▶ **TASK DETAILS**
Search through the entries for the word "legend" and copy every line that has it.

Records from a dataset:

· · · · · · ·

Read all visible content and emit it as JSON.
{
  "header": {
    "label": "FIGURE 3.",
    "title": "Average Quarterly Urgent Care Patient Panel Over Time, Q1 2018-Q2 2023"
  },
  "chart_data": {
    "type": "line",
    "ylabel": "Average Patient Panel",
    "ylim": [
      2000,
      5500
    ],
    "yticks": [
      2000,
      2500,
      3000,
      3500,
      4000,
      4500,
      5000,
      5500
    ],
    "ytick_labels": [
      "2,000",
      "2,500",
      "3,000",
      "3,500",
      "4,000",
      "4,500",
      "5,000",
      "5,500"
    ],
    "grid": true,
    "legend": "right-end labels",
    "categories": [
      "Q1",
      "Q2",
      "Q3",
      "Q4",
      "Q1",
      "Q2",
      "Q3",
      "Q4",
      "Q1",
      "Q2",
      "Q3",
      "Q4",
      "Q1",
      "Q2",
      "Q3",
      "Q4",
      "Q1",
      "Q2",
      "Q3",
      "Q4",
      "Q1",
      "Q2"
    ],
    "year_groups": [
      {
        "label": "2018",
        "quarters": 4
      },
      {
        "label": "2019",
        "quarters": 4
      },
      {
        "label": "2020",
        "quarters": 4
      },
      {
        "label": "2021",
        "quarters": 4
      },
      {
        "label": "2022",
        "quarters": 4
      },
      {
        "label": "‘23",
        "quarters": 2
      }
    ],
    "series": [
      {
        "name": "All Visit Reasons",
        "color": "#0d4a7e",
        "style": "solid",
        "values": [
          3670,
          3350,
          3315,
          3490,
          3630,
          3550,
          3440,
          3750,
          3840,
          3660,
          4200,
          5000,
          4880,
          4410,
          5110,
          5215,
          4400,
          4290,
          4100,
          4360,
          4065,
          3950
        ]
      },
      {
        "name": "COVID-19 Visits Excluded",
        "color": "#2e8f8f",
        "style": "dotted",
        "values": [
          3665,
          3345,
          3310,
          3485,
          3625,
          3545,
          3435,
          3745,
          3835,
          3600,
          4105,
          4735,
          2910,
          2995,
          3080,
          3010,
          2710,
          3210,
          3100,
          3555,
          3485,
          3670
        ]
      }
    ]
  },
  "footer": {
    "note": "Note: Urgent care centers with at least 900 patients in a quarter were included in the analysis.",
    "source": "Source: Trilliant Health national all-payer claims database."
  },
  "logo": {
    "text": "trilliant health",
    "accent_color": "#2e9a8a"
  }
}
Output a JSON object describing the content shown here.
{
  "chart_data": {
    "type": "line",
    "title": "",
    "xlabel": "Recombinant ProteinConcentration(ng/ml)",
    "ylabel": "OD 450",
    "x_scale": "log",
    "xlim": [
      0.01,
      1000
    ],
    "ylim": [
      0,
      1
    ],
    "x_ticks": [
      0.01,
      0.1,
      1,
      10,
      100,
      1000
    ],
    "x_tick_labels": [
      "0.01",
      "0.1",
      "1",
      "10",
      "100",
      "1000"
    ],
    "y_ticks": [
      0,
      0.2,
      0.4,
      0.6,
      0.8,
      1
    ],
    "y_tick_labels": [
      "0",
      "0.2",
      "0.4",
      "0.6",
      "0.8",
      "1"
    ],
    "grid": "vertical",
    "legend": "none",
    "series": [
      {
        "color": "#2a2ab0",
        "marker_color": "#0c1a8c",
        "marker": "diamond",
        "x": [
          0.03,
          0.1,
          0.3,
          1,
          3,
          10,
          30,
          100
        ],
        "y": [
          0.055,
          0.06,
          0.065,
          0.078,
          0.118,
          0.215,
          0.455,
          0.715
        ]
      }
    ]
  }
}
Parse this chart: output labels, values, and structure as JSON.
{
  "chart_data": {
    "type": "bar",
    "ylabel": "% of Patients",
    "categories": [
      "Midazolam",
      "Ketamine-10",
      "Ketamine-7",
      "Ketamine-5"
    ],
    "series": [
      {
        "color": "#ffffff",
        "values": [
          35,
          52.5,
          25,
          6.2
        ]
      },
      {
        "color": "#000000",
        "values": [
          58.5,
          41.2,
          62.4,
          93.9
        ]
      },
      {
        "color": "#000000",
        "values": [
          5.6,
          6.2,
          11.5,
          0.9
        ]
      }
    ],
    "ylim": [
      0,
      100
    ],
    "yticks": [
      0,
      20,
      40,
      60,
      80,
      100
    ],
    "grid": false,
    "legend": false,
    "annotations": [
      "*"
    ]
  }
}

· · · · · · ·

▶ **RESULT FOR THIS EXERCISE**
    "legend": "right-end labels",
    "legend": "none",
    "legend": false,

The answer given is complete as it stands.